Data entries:
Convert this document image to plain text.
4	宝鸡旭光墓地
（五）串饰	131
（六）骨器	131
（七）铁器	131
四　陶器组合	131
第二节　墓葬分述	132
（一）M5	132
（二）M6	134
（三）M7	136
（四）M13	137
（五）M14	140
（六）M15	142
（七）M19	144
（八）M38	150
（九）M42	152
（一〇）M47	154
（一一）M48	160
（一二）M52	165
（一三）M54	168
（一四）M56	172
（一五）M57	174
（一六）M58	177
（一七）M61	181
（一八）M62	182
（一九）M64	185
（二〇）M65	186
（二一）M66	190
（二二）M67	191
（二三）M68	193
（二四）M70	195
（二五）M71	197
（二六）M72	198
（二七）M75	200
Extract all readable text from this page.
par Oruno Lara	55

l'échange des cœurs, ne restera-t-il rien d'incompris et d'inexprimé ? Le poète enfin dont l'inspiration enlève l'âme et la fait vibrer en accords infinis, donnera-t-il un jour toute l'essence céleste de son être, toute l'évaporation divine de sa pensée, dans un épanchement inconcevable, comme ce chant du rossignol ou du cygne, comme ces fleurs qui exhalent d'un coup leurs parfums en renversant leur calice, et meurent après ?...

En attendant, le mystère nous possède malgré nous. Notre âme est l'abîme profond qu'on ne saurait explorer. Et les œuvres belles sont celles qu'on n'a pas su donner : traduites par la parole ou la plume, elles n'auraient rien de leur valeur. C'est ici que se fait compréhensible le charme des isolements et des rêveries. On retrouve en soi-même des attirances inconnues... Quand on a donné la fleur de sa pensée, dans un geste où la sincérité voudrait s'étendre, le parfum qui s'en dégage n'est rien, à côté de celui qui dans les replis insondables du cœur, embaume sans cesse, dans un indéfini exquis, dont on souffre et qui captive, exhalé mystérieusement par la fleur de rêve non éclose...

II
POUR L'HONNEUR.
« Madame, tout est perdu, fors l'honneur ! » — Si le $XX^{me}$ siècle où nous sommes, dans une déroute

→ **WHAT THE EXERCISE ASKS**
In the material above, how many lines hold the word "leur"? Say only the number.

→ **FINISHED ANSWER**
2